Page excerpt:
-- -- --
With the slut walks in mind, I arranged the next essays to address social movements and social change. Michael Messner in “Bad Men, Good Men, Bystanders: Who Is the Rapist?” traces the role of men and the definition of the rapist in anti-rape work and urges activists to return to feminist visions and definitions. CJ Pascoe and Jocelyn Hollander, in “Good Guys Don’t Rape: Gender, Domination and Mobilizing Rape,” situate their essay in the same institutional contexts as Martin and offer the idea of “mobilizing masculinity” as a way to theorize how gender norms can change and still hold on to very old notions at the same time. Poulami Roychowdhury’s essay, “Over the Law: Rape and the Seduction of Popular Politics,” adds a cautionary note to the urge to pressure governments for change. She focuses on the weak state of India and how collective action can work both for feminist groups and against them as the tide of public opinion changes. Nancy Whittier brings the U.S. women’s movement into the conversation in her essay, “Where Are the Children? Theorizing the Missing Piece in Gendered Sexual Violence.” She looks at the child sexual abuse movement and argues that an intersectional approach that includes age is needed to more comprehensively theorize rape.
-- -- --
Tasks to carry out:
#1 List the titles of all the essays named in the passage about essays on rape and social change.
#2 Write the next part of the passage about essays on rape and social change, picking up after its final sentence.

Data records:
-- -- --
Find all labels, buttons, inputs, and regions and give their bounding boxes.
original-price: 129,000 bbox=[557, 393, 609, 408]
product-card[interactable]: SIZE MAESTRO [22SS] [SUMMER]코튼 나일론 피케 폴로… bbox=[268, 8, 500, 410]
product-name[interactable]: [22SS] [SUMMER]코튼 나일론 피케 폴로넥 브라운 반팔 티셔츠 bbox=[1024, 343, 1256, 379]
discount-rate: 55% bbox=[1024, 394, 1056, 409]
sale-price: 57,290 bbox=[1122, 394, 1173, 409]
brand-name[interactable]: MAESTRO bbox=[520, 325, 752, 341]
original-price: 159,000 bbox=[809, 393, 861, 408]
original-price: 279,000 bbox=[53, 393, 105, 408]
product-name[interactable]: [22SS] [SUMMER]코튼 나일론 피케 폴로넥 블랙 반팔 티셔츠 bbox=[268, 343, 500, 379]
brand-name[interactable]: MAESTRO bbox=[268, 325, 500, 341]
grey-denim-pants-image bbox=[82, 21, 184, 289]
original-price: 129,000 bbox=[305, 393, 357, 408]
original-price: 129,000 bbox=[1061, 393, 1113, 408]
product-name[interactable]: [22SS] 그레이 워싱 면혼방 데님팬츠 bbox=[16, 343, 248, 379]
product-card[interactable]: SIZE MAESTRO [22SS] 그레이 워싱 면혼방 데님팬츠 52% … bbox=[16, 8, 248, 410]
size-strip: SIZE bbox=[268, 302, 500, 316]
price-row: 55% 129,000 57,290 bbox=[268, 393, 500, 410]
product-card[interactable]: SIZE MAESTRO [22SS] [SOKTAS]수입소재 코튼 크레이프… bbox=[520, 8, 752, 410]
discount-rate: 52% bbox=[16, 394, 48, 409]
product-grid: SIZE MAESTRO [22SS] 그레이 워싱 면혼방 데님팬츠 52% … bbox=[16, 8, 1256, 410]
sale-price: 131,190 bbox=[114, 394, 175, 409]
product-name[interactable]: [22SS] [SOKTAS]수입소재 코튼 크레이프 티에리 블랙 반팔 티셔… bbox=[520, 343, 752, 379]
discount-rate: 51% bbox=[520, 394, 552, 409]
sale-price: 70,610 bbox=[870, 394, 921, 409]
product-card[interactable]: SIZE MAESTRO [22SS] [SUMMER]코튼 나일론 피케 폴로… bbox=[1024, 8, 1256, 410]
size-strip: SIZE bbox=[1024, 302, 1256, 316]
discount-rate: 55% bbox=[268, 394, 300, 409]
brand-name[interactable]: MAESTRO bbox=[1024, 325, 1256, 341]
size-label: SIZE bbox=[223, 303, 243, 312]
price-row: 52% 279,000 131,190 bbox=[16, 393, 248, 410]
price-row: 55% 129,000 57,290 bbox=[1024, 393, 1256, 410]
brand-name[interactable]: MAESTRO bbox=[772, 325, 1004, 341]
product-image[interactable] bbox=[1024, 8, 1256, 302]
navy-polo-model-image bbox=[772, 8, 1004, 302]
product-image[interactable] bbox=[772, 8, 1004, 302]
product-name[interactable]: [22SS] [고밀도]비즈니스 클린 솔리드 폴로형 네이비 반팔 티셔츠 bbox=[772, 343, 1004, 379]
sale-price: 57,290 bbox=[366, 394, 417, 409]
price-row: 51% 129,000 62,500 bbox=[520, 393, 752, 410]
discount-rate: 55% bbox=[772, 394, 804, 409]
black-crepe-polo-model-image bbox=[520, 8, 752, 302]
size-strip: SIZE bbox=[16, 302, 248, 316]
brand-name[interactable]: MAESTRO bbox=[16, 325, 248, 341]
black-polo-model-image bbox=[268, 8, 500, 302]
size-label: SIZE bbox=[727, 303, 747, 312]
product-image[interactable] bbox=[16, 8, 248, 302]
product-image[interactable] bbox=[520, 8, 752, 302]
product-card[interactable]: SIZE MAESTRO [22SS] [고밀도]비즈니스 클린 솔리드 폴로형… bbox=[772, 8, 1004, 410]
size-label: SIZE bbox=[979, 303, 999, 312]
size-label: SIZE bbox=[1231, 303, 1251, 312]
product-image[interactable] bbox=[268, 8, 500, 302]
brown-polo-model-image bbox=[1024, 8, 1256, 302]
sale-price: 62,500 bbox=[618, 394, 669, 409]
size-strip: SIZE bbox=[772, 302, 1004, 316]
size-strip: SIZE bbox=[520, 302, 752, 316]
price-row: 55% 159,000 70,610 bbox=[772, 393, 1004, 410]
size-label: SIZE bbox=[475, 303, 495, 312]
-- -- --
Exercise answers:
#1
"Bad Men, Good Men, Bystanders: Who Is the Rapist?"
"Good Guys Don't Rape: Gender, Domination and Mobilizing Rape"
"Over the Law: Rape and the Seduction of Popular Politics"
"Where Are the Children? Theorizing the Missing Piece in Gendered Sexual Violence"

#2
One of my goals in this issue is that as you read these essays, you engage in the dialogue of ideas and find yourself thinking, “Why didn’t they consider (fill in the blank)?” And then you will write, research and theorize to fill those holes. My hope is that this “menu of provocations” does exactly that—that these essays provoke you into both personal and intellectual conversations, and that we continue as a community of scholars and activists to tease out how rape as a gendered dynamic is a weapon of oppression encompassing the individual, supported in the institutional, and executed universally.
Footnotes
Jo Reger is a Professor of Sociology and the Director of Women and Gender studies at Oakland University in Michigan. She is the author of Everywhere and Nowhere: Contemporary Feminism in the United States (Oxford University Press, 2012), editor of Different Wavelengths: Studies of the Contemporary Women’s Movement (Routledge, 2005), and co-editor of Identity Work in Social Movements (University of Minnesota, 2008). Her research focuses on gender and social movements and her latest project examines the role of music in the U.S. women’s movement.